Problem to solve:
From the listing below, pull each line that includes "JSON".

Provided information:
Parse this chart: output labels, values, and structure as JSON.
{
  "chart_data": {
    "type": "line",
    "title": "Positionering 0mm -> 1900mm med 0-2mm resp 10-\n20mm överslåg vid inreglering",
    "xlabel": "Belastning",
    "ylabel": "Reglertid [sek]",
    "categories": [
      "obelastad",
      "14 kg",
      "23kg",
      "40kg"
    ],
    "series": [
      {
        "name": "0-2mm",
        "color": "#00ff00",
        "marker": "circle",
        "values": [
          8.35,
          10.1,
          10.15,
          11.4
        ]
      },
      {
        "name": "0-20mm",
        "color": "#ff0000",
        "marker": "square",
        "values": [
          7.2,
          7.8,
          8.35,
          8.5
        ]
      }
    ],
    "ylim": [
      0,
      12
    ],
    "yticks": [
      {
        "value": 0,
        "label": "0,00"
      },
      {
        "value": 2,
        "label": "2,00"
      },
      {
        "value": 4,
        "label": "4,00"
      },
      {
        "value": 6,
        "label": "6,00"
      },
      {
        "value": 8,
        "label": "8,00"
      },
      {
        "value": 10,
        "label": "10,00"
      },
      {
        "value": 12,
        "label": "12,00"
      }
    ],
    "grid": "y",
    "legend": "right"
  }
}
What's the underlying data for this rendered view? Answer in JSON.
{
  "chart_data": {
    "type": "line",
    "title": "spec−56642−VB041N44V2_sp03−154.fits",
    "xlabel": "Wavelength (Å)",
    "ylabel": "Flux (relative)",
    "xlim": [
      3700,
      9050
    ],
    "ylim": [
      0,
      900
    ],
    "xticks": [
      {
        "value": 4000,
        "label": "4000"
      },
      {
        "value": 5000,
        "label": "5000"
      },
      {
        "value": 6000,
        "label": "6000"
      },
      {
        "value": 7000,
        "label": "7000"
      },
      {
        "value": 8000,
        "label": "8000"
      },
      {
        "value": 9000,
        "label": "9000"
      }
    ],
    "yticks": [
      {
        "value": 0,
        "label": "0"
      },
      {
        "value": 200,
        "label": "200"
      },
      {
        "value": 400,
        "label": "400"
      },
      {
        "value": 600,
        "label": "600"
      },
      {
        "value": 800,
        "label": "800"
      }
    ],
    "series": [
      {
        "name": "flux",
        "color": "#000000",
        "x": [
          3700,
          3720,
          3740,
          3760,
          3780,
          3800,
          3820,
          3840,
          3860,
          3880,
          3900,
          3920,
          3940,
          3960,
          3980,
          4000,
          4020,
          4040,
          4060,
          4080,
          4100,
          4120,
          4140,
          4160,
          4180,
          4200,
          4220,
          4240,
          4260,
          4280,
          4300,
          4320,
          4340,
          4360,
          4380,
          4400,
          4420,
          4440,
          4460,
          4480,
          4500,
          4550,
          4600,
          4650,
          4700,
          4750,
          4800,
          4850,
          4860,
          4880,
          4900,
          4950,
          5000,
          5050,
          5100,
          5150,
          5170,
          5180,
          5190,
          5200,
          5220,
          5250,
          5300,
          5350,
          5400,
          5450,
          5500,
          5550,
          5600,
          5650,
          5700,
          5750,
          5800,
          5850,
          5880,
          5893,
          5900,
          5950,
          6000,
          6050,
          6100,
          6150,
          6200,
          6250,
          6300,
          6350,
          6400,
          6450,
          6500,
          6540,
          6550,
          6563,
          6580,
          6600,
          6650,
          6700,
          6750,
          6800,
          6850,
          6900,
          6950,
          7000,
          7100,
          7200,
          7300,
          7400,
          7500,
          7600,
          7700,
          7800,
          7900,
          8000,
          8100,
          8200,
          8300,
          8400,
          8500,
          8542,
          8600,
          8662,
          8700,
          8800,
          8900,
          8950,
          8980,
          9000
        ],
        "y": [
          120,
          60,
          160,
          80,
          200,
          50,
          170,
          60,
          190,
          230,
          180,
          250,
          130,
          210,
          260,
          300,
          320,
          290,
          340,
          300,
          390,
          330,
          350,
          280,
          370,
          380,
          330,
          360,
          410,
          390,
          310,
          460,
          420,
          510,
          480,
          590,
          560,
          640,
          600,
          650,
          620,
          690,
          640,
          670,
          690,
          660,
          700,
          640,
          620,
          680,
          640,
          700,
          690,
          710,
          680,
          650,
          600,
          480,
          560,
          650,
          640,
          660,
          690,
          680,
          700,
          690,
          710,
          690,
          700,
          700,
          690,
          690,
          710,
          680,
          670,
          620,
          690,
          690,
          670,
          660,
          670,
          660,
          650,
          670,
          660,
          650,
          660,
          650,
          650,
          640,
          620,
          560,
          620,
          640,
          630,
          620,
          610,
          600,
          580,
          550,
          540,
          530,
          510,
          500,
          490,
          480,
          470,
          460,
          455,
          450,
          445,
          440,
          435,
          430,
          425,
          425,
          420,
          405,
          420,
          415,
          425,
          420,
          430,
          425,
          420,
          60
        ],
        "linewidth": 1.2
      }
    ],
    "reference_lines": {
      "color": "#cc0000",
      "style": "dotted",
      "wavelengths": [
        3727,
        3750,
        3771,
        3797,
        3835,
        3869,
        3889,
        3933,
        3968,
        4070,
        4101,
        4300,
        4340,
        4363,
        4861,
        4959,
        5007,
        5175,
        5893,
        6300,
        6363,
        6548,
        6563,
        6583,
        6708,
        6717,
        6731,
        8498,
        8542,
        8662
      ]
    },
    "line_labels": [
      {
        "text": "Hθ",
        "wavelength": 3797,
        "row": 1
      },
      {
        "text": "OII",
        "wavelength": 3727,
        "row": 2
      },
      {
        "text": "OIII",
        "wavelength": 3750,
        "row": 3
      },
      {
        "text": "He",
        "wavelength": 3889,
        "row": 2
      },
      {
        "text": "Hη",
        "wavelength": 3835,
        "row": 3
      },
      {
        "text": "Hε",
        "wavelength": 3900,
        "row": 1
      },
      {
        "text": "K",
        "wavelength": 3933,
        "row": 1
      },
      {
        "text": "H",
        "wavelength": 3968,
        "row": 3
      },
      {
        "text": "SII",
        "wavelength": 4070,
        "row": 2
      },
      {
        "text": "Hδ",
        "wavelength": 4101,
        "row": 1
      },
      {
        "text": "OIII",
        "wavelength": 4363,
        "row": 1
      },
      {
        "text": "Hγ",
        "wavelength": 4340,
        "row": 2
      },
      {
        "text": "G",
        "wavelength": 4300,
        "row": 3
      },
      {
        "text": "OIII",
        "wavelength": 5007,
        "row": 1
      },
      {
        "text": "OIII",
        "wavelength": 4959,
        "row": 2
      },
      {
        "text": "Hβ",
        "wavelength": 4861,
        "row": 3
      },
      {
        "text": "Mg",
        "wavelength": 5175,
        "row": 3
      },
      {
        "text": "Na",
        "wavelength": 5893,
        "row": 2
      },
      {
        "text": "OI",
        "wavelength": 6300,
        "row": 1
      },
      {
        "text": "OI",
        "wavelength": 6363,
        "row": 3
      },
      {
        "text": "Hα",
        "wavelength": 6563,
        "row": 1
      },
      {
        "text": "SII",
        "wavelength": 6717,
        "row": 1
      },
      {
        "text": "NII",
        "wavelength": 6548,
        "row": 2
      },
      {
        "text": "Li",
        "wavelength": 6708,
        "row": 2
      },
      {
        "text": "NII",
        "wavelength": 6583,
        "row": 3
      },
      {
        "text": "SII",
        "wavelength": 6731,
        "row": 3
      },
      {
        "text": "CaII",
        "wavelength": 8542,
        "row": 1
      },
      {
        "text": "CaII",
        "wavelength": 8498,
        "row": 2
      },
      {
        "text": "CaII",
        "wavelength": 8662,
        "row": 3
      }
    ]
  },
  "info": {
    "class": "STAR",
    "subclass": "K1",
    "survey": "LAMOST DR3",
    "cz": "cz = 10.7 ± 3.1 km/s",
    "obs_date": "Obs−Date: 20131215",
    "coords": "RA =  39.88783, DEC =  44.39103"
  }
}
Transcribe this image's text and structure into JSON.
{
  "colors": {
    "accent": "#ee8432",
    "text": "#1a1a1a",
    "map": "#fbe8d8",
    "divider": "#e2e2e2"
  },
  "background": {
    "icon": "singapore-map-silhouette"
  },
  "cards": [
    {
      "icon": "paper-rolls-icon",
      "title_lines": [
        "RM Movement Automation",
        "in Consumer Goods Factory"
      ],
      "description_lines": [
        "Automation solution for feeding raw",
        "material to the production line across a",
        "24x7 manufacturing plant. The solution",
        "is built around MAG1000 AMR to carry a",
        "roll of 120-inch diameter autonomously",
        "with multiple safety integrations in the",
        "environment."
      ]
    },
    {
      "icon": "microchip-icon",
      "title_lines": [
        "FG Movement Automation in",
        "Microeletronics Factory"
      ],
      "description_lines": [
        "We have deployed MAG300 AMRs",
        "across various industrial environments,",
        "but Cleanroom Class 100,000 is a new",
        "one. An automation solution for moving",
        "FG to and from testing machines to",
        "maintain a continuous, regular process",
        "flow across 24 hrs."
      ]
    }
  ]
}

Expected answer:
Parse this chart: output labels, values, and structure as JSON.
What's the underlying data for this rendered view? Answer in JSON.
Transcribe this image's text and structure into JSON.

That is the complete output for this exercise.